Go through the lines below and copy each one that holds the string "AGENTES".

___ EXERCISE DATA ___

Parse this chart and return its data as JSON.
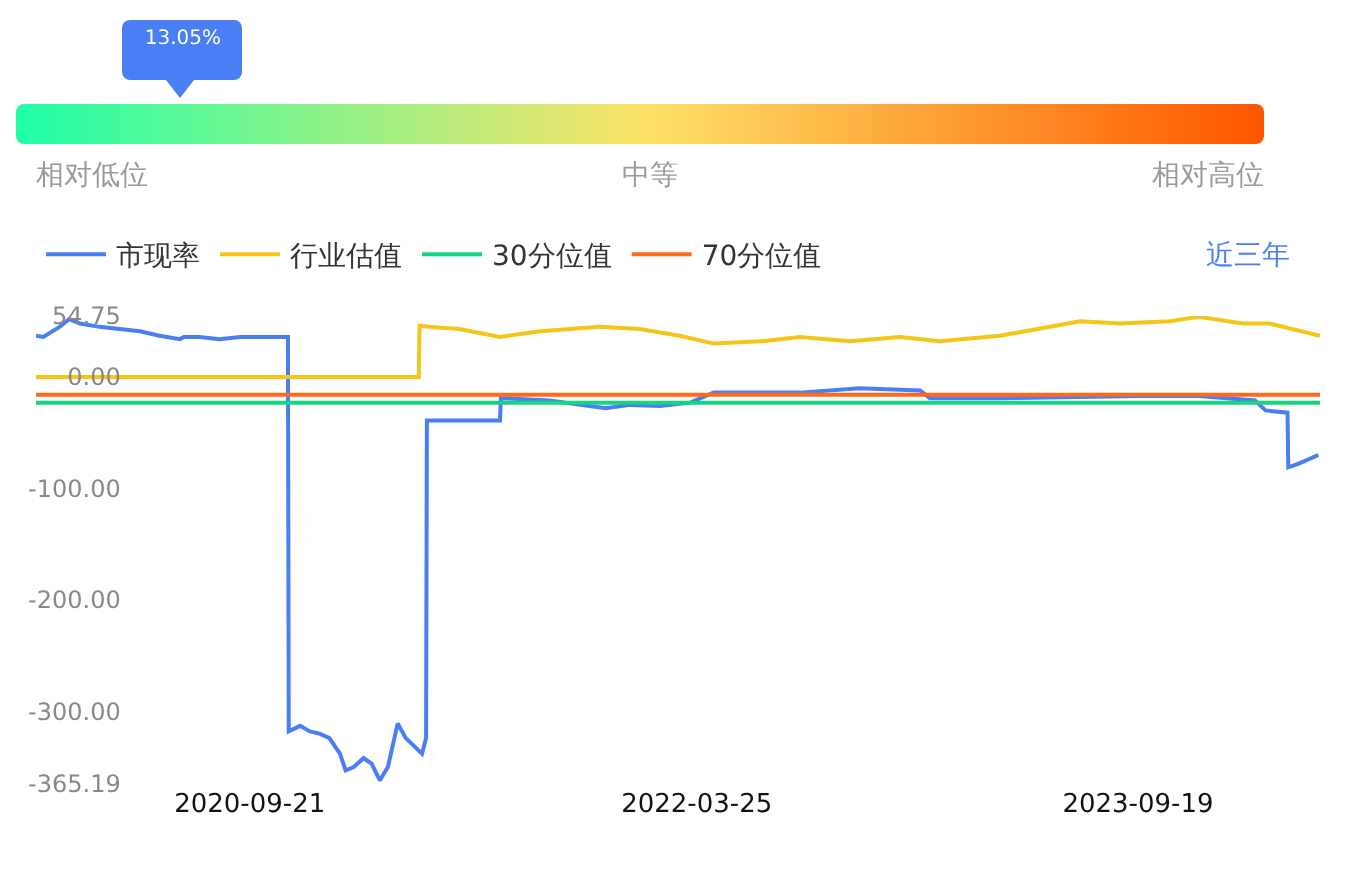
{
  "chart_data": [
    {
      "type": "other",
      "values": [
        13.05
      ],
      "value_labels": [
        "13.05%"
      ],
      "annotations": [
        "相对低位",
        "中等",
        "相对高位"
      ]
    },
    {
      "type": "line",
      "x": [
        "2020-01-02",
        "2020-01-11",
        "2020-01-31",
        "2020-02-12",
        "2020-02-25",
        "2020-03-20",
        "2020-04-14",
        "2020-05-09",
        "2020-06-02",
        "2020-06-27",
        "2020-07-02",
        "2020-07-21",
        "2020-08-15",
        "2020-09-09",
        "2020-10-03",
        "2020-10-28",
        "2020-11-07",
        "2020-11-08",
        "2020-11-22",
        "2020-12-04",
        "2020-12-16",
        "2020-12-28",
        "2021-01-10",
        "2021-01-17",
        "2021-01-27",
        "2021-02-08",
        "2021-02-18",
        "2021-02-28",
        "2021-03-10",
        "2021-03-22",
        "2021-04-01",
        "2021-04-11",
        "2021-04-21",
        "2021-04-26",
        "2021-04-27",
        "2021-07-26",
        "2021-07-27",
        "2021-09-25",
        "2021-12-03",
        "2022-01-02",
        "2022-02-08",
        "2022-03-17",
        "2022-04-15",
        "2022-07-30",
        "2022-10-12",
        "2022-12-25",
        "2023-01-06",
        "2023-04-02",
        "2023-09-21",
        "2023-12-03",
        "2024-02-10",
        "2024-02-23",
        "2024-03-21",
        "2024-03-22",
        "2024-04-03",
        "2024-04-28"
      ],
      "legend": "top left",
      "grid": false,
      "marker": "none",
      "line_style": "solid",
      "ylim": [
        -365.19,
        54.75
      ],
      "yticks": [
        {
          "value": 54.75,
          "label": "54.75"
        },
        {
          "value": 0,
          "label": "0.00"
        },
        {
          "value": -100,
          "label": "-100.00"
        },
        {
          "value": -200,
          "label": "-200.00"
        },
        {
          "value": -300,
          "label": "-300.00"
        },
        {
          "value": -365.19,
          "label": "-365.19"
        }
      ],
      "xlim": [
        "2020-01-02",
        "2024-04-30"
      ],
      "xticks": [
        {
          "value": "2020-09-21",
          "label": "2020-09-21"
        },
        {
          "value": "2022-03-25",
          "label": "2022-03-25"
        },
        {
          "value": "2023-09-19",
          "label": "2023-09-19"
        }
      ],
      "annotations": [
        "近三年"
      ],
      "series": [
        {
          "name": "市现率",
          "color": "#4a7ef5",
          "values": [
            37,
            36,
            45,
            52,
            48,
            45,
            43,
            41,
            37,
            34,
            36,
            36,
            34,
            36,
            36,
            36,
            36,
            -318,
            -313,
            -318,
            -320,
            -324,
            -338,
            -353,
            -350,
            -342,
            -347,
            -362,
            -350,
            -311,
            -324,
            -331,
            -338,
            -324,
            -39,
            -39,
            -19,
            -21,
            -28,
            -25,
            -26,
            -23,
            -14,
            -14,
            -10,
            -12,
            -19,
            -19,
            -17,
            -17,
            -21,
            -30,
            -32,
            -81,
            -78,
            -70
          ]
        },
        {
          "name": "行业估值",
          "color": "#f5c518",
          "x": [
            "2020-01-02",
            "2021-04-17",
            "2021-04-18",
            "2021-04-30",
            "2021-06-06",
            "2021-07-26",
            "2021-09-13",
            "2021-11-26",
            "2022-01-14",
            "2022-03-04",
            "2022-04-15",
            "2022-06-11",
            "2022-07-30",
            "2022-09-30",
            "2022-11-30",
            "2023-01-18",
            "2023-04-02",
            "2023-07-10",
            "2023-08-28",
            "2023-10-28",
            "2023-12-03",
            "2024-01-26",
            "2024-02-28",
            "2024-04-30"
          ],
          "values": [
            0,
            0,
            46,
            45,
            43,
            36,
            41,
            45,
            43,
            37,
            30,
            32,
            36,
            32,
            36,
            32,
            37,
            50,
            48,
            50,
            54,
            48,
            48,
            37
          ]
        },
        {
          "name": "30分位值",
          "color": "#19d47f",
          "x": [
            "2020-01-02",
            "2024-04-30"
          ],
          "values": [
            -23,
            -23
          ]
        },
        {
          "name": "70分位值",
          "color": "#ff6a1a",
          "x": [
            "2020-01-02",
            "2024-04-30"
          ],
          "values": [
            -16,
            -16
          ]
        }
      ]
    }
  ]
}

___
___ EXERCISE DATA ___

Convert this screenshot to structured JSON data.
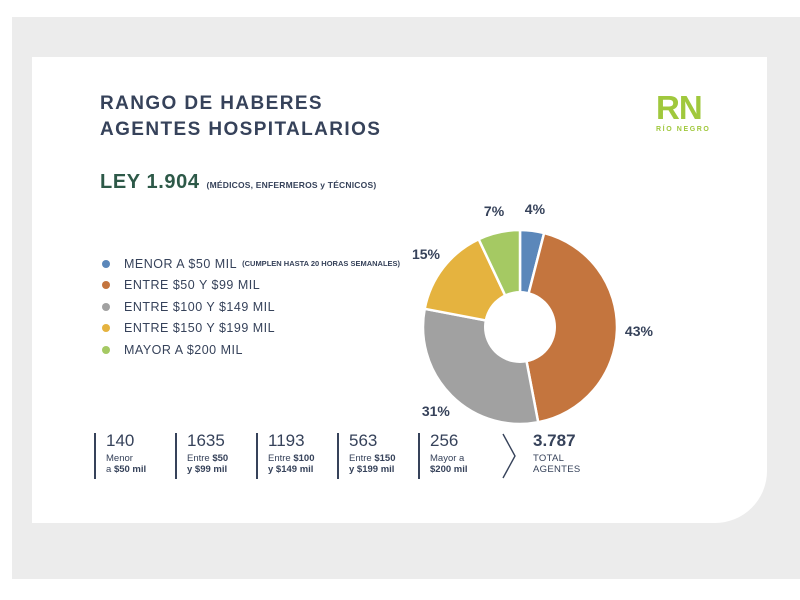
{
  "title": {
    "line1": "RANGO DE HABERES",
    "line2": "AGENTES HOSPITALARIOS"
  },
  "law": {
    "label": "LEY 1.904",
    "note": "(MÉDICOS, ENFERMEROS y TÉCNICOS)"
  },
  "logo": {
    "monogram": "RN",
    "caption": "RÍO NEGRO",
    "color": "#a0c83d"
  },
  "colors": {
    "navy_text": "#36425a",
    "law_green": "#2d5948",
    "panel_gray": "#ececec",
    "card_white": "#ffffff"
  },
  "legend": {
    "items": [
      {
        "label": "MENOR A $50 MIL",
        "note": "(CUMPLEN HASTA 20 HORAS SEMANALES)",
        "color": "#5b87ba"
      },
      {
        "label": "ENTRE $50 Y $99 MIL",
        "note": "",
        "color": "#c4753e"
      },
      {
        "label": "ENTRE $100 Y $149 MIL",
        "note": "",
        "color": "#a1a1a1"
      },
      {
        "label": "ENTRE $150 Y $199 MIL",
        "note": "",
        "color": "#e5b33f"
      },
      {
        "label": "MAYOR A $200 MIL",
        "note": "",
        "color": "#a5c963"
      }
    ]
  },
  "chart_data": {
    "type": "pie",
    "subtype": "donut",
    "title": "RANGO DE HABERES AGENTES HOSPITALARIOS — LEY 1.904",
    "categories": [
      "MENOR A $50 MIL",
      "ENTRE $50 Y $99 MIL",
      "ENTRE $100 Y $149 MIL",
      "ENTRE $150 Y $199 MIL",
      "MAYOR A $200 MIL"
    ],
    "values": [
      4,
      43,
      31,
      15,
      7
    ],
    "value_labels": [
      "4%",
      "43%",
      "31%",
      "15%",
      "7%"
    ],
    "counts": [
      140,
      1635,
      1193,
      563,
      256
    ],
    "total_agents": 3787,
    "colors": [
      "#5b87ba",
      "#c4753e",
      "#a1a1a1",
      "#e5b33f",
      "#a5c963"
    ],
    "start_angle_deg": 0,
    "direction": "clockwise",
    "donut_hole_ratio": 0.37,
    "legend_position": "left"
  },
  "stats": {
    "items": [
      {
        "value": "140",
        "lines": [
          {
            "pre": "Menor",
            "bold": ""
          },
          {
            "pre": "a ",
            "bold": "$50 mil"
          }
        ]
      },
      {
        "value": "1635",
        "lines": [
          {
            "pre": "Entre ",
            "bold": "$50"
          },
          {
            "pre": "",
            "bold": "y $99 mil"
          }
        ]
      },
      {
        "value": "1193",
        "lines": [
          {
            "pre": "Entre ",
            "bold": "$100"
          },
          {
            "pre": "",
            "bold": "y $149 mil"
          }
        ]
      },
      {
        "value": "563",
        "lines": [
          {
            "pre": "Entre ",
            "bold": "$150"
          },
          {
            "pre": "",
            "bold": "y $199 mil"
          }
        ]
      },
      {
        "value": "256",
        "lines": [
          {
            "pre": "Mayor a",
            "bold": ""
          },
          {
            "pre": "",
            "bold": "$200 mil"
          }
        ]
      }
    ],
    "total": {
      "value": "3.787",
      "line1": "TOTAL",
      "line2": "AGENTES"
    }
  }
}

___
___ EXERCISE DATA ___

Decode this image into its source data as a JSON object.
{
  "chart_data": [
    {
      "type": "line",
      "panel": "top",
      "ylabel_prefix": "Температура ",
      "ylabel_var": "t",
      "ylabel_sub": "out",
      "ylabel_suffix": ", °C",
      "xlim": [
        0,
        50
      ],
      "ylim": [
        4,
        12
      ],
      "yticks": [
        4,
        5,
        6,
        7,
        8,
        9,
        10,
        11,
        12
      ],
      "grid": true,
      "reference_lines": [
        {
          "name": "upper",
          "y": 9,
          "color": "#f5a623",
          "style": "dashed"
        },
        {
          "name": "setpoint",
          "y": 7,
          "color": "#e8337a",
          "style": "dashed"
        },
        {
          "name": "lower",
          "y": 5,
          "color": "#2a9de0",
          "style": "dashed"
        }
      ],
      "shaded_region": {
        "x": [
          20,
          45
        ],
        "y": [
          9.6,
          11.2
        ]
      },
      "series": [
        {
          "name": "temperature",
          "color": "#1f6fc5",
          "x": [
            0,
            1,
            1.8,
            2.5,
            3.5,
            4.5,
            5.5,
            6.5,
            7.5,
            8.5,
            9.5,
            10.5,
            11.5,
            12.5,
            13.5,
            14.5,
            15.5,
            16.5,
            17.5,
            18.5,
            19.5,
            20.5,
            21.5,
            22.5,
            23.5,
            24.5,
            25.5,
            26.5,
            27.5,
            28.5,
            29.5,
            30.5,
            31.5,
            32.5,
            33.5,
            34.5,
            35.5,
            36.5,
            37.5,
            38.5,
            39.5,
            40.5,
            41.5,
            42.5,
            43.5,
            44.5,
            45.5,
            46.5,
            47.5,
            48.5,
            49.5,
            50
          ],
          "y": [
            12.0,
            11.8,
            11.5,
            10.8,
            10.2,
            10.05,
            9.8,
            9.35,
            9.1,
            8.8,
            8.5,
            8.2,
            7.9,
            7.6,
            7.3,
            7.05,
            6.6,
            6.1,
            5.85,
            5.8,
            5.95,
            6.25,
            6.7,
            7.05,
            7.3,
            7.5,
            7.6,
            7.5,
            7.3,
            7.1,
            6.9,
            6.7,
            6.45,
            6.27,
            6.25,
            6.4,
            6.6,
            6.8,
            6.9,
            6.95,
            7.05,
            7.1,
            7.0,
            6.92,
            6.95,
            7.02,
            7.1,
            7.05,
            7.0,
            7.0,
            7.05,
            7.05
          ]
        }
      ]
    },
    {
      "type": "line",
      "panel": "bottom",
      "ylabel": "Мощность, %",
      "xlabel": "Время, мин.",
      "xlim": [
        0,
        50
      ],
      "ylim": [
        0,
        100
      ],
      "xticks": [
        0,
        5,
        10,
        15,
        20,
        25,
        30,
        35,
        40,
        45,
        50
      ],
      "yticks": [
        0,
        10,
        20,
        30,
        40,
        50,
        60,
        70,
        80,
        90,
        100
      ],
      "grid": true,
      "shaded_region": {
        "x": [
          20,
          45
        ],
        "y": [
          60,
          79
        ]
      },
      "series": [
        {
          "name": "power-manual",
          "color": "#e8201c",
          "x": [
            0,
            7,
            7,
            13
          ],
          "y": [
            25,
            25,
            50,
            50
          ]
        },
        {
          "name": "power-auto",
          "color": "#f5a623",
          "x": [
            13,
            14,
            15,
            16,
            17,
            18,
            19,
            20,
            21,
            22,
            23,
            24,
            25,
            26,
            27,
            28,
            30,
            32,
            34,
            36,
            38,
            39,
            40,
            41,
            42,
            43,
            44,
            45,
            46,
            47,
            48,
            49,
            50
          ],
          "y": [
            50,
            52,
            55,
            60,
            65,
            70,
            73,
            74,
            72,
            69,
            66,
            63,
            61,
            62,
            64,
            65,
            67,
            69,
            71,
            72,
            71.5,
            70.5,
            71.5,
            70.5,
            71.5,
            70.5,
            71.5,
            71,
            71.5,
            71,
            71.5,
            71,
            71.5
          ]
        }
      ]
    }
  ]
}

___

» **RESPONSE TO THE TASK**:
    "line2": "AGENTES HOSPITALARIOS"
    "title": "RANGO DE HABERES AGENTES HOSPITALARIOS — LEY 1.904",
      "line2": "AGENTES"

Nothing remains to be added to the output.